■ Figure data in JSON:
◇ ◇ ◇ ◇ ◇ ◇ ◇

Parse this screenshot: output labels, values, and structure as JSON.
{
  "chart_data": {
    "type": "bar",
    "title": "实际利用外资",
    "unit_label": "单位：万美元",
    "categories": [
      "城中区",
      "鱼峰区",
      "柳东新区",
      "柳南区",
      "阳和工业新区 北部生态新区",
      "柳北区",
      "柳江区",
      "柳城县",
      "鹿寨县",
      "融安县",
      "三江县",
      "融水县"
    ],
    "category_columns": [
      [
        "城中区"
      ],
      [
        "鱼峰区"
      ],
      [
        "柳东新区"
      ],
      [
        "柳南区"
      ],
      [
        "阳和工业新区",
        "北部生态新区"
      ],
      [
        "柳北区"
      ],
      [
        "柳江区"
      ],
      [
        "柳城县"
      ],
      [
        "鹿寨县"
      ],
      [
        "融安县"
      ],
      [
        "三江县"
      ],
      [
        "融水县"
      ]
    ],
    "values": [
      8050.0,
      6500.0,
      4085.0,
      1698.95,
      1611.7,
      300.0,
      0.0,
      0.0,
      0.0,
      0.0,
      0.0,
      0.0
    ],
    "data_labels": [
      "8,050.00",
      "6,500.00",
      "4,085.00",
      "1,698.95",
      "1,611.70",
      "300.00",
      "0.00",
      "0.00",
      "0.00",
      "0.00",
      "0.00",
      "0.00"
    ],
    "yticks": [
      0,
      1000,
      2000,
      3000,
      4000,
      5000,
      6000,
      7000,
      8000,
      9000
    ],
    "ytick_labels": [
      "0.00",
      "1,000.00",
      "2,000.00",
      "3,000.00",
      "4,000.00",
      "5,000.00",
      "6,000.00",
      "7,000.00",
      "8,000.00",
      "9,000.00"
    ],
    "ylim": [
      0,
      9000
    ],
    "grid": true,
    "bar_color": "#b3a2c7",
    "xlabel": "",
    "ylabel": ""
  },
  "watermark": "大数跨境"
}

◇ ◇ ◇ ◇ ◇ ◇ ◇

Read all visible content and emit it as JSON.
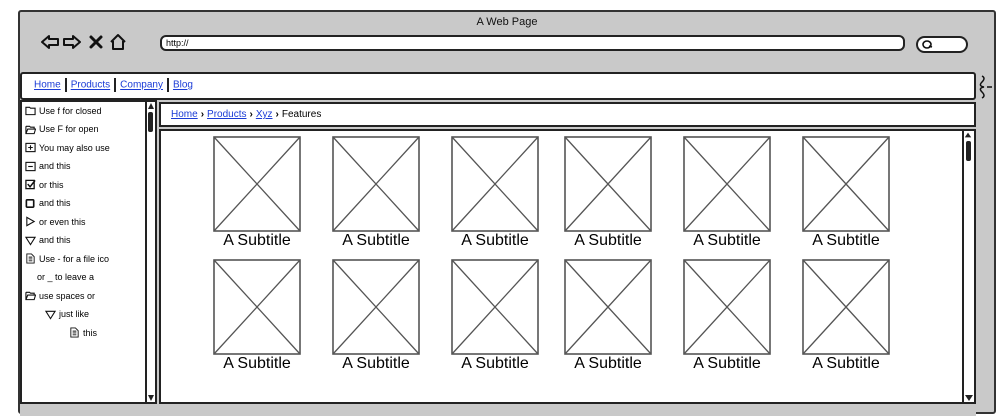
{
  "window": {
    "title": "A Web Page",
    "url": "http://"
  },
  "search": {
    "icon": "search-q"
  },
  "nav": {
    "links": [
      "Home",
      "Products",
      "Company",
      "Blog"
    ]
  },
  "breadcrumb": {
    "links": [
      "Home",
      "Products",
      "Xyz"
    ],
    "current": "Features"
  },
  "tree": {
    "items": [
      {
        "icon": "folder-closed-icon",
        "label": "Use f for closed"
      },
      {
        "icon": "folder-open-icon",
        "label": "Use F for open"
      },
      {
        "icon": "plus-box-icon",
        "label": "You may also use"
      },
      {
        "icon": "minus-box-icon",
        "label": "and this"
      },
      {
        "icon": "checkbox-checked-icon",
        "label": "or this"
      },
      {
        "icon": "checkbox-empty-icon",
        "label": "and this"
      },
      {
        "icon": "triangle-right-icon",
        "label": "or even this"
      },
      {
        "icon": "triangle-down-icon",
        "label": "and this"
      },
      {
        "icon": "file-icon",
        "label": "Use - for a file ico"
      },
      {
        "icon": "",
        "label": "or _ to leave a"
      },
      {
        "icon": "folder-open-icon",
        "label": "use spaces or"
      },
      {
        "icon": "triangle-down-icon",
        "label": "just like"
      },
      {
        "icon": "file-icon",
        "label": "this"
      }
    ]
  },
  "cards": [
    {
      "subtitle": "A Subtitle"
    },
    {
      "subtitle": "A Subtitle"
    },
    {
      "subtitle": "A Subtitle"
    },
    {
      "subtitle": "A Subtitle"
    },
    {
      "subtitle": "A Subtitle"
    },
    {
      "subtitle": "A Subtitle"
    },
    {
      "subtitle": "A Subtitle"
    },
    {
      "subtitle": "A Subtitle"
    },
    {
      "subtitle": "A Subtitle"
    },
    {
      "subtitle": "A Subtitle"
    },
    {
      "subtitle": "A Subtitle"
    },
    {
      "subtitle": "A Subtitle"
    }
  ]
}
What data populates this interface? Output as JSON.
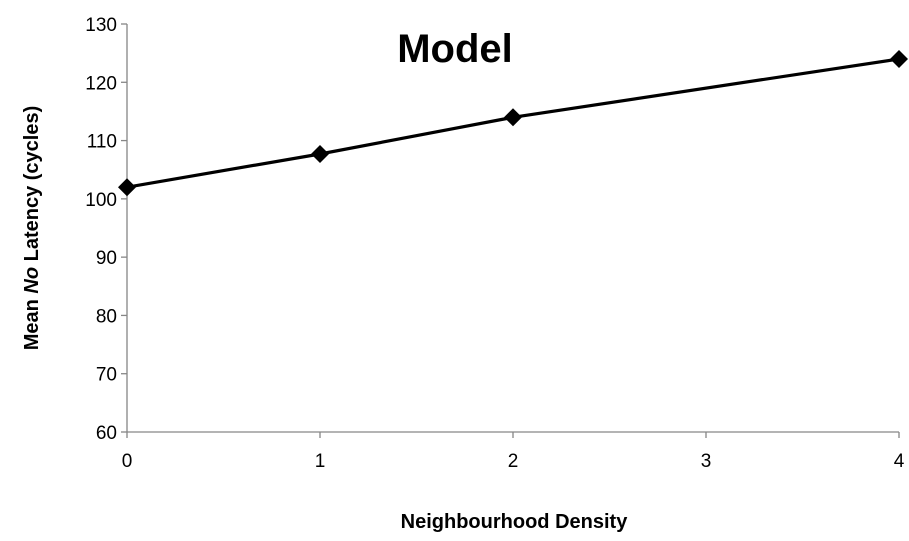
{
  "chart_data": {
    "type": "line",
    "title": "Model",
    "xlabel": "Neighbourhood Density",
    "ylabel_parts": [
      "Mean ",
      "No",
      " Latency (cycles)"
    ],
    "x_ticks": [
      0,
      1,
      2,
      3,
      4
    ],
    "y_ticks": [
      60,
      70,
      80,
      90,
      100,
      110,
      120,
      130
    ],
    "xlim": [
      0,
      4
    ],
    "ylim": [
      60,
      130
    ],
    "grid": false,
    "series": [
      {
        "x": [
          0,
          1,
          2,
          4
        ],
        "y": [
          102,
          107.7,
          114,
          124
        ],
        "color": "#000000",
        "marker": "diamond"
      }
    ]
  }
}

◇ ◇ ◇ ◇ ◇ ◇ ◇

■ SHORT EXERCISE:
Gather each line in the entries above where the string "closed" is found.

■ EXERCISE RESPONSE:
        "icon": "folder-closed-icon",
        "label": "Use f for closed"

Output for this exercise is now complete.